--- start ---
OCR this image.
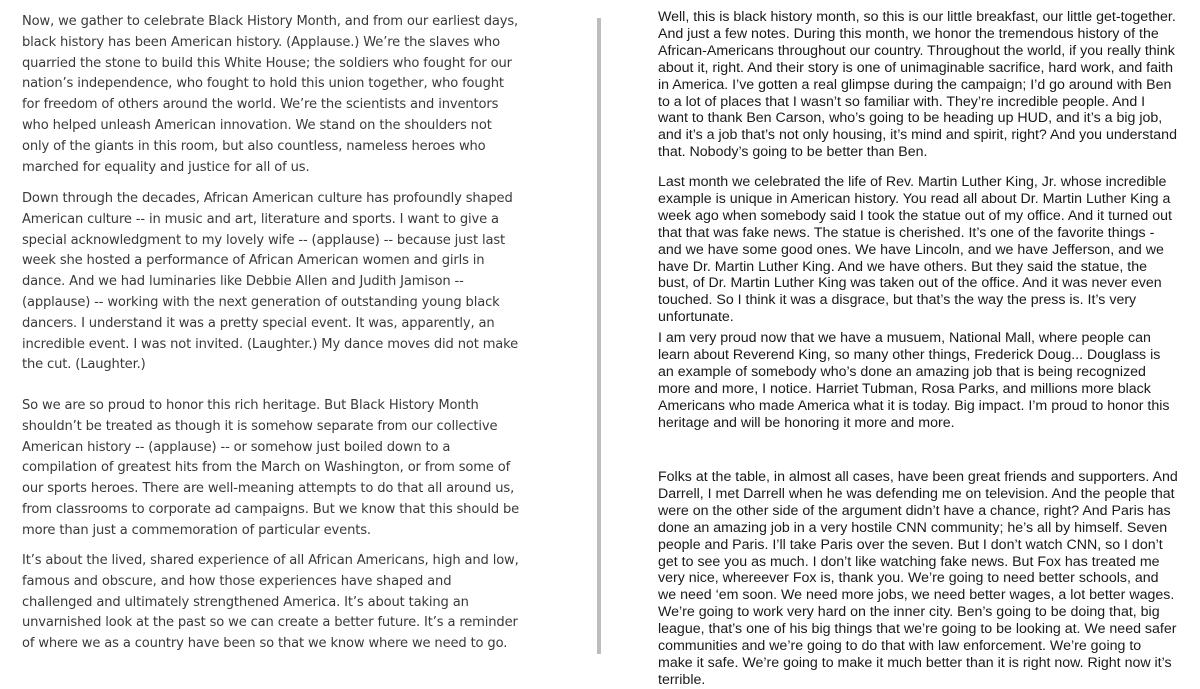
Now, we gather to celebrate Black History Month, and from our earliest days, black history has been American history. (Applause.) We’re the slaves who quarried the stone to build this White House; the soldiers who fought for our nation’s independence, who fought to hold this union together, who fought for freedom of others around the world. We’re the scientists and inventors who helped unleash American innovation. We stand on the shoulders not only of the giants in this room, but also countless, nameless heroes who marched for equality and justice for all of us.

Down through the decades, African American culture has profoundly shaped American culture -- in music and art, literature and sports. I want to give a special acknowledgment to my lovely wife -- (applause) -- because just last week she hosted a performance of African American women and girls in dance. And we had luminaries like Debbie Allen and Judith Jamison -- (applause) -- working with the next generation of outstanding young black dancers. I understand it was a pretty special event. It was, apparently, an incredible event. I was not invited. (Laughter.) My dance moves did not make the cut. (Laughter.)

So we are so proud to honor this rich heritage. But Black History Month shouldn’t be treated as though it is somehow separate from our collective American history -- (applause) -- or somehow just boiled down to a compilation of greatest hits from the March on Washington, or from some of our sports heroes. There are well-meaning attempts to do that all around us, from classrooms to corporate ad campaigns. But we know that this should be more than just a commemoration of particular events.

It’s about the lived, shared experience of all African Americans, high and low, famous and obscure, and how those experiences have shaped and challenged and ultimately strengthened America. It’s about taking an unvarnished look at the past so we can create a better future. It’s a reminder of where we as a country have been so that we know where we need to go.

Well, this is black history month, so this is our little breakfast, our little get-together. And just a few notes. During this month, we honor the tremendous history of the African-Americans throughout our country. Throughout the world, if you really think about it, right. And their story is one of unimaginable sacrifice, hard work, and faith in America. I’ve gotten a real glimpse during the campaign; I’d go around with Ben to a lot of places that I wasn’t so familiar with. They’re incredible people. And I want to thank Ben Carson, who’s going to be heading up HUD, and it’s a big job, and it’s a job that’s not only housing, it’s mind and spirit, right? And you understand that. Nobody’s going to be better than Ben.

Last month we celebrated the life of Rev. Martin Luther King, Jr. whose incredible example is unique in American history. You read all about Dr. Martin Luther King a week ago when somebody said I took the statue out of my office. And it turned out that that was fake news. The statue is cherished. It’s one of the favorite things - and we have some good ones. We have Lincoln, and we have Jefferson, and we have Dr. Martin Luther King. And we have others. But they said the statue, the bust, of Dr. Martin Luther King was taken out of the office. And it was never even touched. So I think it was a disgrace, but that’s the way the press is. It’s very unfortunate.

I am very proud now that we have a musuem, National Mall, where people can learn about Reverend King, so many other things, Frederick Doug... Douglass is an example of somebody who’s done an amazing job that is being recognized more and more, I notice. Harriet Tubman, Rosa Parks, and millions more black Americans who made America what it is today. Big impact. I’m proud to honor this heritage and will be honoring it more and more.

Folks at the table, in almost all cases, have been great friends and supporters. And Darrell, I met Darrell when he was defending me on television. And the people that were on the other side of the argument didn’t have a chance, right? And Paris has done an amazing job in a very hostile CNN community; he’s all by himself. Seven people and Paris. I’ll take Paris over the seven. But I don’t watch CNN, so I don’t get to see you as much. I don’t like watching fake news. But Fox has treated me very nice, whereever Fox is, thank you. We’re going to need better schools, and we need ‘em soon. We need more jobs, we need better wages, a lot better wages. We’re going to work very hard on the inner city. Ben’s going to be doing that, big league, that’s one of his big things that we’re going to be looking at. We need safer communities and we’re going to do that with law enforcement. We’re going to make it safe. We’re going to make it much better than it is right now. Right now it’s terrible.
--- end ---
▶ **Exercise requirements**:
Restate the whole of the material word for word without the pictures.

▶ **The result**:
OCR this image.
Now, we gather to celebrate Black History Month, and from our earliest days, black history has been American history. (Applause.) We’re the slaves who quarried the stone to build this White House; the soldiers who fought for our nation’s independence, who fought to hold this union together, who fought for freedom of others around the world. We’re the scientists and inventors who helped unleash American innovation. We stand on the shoulders not only of the giants in this room, but also countless, nameless heroes who marched for equality and justice for all of us.

Down through the decades, African American culture has profoundly shaped American culture -- in music and art, literature and sports. I want to give a special acknowledgment to my lovely wife -- (applause) -- because just last week she hosted a performance of African American women and girls in dance. And we had luminaries like Debbie Allen and Judith Jamison -- (applause) -- working with the next generation of outstanding young black dancers. I understand it was a pretty special event. It was, apparently, an incredible event. I was not invited. (Laughter.) My dance moves did not make the cut. (Laughter.)

So we are so proud to honor this rich heritage. But Black History Month shouldn’t be treated as though it is somehow separate from our collective American history -- (applause) -- or somehow just boiled down to a compilation of greatest hits from the March on Washington, or from some of our sports heroes. There are well-meaning attempts to do that all around us, from classrooms to corporate ad campaigns. But we know that this should be more than just a commemoration of particular events.

It’s about the lived, shared experience of all African Americans, high and low, famous and obscure, and how those experiences have shaped and challenged and ultimately strengthened America. It’s about taking an unvarnished look at the past so we can create a better future. It’s a reminder of where we as a country have been so that we know where we need to go.

Well, this is black history month, so this is our little breakfast, our little get-together. And just a few notes. During this month, we honor the tremendous history of the African-Americans throughout our country. Throughout the world, if you really think about it, right. And their story is one of unimaginable sacrifice, hard work, and faith in America. I’ve gotten a real glimpse during the campaign; I’d go around with Ben to a lot of places that I wasn’t so familiar with. They’re incredible people. And I want to thank Ben Carson, who’s going to be heading up HUD, and it’s a big job, and it’s a job that’s not only housing, it’s mind and spirit, right? And you understand that. Nobody’s going to be better than Ben.

Last month we celebrated the life of Rev. Martin Luther King, Jr. whose incredible example is unique in American history. You read all about Dr. Martin Luther King a week ago when somebody said I took the statue out of my office. And it turned out that that was fake news. The statue is cherished. It’s one of the favorite things - and we have some good ones. We have Lincoln, and we have Jefferson, and we have Dr. Martin Luther King. And we have others. But they said the statue, the bust, of Dr. Martin Luther King was taken out of the office. And it was never even touched. So I think it was a disgrace, but that’s the way the press is. It’s very unfortunate.

I am very proud now that we have a musuem, National Mall, where people can learn about Reverend King, so many other things, Frederick Doug... Douglass is an example of somebody who’s done an amazing job that is being recognized more and more, I notice. Harriet Tubman, Rosa Parks, and millions more black Americans who made America what it is today. Big impact. I’m proud to honor this heritage and will be honoring it more and more.

Folks at the table, in almost all cases, have been great friends and supporters. And Darrell, I met Darrell when he was defending me on television. And the people that were on the other side of the argument didn’t have a chance, right? And Paris has done an amazing job in a very hostile CNN community; he’s all by himself. Seven people and Paris. I’ll take Paris over the seven. But I don’t watch CNN, so I don’t get to see you as much. I don’t like watching fake news. But Fox has treated me very nice, whereever Fox is, thank you. We’re going to need better schools, and we need ‘em soon. We need more jobs, we need better wages, a lot better wages. We’re going to work very hard on the inner city. Ben’s going to be doing that, big league, that’s one of his big things that we’re going to be looking at. We need safer communities and we’re going to do that with law enforcement. We’re going to make it safe. We’re going to make it much better than it is right now. Right now it’s terrible.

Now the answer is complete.